The request
Locate every line in the records below that holds the word "password" and return each one.

* * * * * * *

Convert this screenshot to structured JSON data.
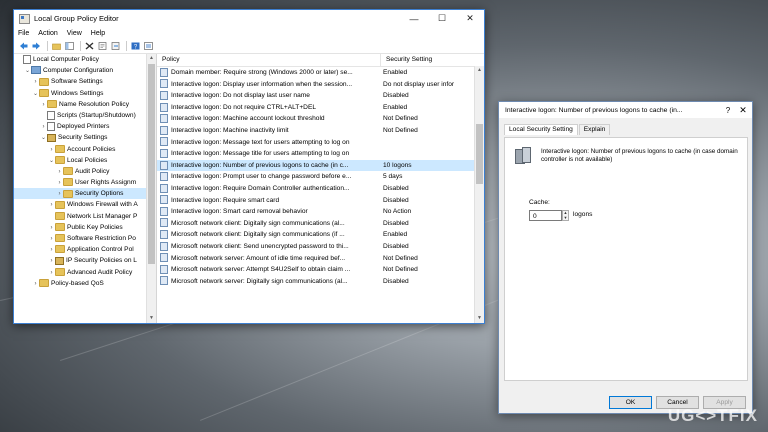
{
  "window": {
    "title": "Local Group Policy Editor",
    "min": "—",
    "max": "☐",
    "close": "✕"
  },
  "menu": [
    "File",
    "Action",
    "View",
    "Help"
  ],
  "tree": [
    {
      "label": "Local Computer Policy",
      "icon": "doc",
      "indent": 0,
      "exp": ""
    },
    {
      "label": "Computer Configuration",
      "icon": "pc",
      "indent": 1,
      "exp": "⌄"
    },
    {
      "label": "Software Settings",
      "icon": "fold",
      "indent": 2,
      "exp": "›"
    },
    {
      "label": "Windows Settings",
      "icon": "fold",
      "indent": 2,
      "exp": "⌄"
    },
    {
      "label": "Name Resolution Policy",
      "icon": "fold",
      "indent": 3,
      "exp": "›"
    },
    {
      "label": "Scripts (Startup/Shutdown)",
      "icon": "doc",
      "indent": 3,
      "exp": ""
    },
    {
      "label": "Deployed Printers",
      "icon": "doc",
      "indent": 3,
      "exp": "›"
    },
    {
      "label": "Security Settings",
      "icon": "lock",
      "indent": 3,
      "exp": "⌄"
    },
    {
      "label": "Account Policies",
      "icon": "fold",
      "indent": 4,
      "exp": "›"
    },
    {
      "label": "Local Policies",
      "icon": "fold",
      "indent": 4,
      "exp": "⌄"
    },
    {
      "label": "Audit Policy",
      "icon": "fold",
      "indent": 5,
      "exp": "›"
    },
    {
      "label": "User Rights Assignm",
      "icon": "fold",
      "indent": 5,
      "exp": "›"
    },
    {
      "label": "Security Options",
      "icon": "fold",
      "indent": 5,
      "exp": "›",
      "selected": true
    },
    {
      "label": "Windows Firewall with A",
      "icon": "fold",
      "indent": 4,
      "exp": "›"
    },
    {
      "label": "Network List Manager P",
      "icon": "fold",
      "indent": 4,
      "exp": ""
    },
    {
      "label": "Public Key Policies",
      "icon": "fold",
      "indent": 4,
      "exp": "›"
    },
    {
      "label": "Software Restriction Po",
      "icon": "fold",
      "indent": 4,
      "exp": "›"
    },
    {
      "label": "Application Control Pol",
      "icon": "fold",
      "indent": 4,
      "exp": "›"
    },
    {
      "label": "IP Security Policies on L",
      "icon": "lock",
      "indent": 4,
      "exp": "›"
    },
    {
      "label": "Advanced Audit Policy",
      "icon": "fold",
      "indent": 4,
      "exp": "›"
    },
    {
      "label": "Policy-based QoS",
      "icon": "fold",
      "indent": 2,
      "exp": "›"
    }
  ],
  "list": {
    "col_policy": "Policy",
    "col_setting": "Security Setting",
    "rows": [
      {
        "policy": "Domain member: Require strong (Windows 2000 or later) se...",
        "setting": "Enabled"
      },
      {
        "policy": "Interactive logon: Display user information when the session...",
        "setting": "Do not display user infor"
      },
      {
        "policy": "Interactive logon: Do not display last user name",
        "setting": "Disabled"
      },
      {
        "policy": "Interactive logon: Do not require CTRL+ALT+DEL",
        "setting": "Enabled"
      },
      {
        "policy": "Interactive logon: Machine account lockout threshold",
        "setting": "Not Defined"
      },
      {
        "policy": "Interactive logon: Machine inactivity limit",
        "setting": "Not Defined"
      },
      {
        "policy": "Interactive logon: Message text for users attempting to log on",
        "setting": ""
      },
      {
        "policy": "Interactive logon: Message title for users attempting to log on",
        "setting": ""
      },
      {
        "policy": "Interactive logon: Number of previous logons to cache (in c...",
        "setting": "10 logons",
        "selected": true
      },
      {
        "policy": "Interactive logon: Prompt user to change password before e...",
        "setting": "5 days"
      },
      {
        "policy": "Interactive logon: Require Domain Controller authentication...",
        "setting": "Disabled"
      },
      {
        "policy": "Interactive logon: Require smart card",
        "setting": "Disabled"
      },
      {
        "policy": "Interactive logon: Smart card removal behavior",
        "setting": "No Action"
      },
      {
        "policy": "Microsoft network client: Digitally sign communications (al...",
        "setting": "Disabled"
      },
      {
        "policy": "Microsoft network client: Digitally sign communications (if ...",
        "setting": "Enabled"
      },
      {
        "policy": "Microsoft network client: Send unencrypted password to thi...",
        "setting": "Disabled"
      },
      {
        "policy": "Microsoft network server: Amount of idle time required bef...",
        "setting": "Not Defined"
      },
      {
        "policy": "Microsoft network server: Attempt S4U2Self to obtain claim ...",
        "setting": "Not Defined"
      },
      {
        "policy": "Microsoft network server: Digitally sign communications (al...",
        "setting": "Disabled"
      }
    ]
  },
  "dialog": {
    "title": "Interactive logon: Number of previous logons to cache (in...",
    "help": "?",
    "close": "✕",
    "tabs": [
      "Local Security Setting",
      "Explain"
    ],
    "description": "Interactive logon: Number of previous logons to cache (in case domain controller is not available)",
    "cache_label": "Cache:",
    "cache_value": "0",
    "cache_unit": "logons",
    "ok": "OK",
    "cancel": "Cancel",
    "apply": "Apply"
  },
  "watermark": "UG<>TFIX"
}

* * * * * * *

Output for this task
        "policy": "Interactive logon: Prompt user to change password before e...",
        "policy": "Microsoft network client: Send unencrypted password to thi...",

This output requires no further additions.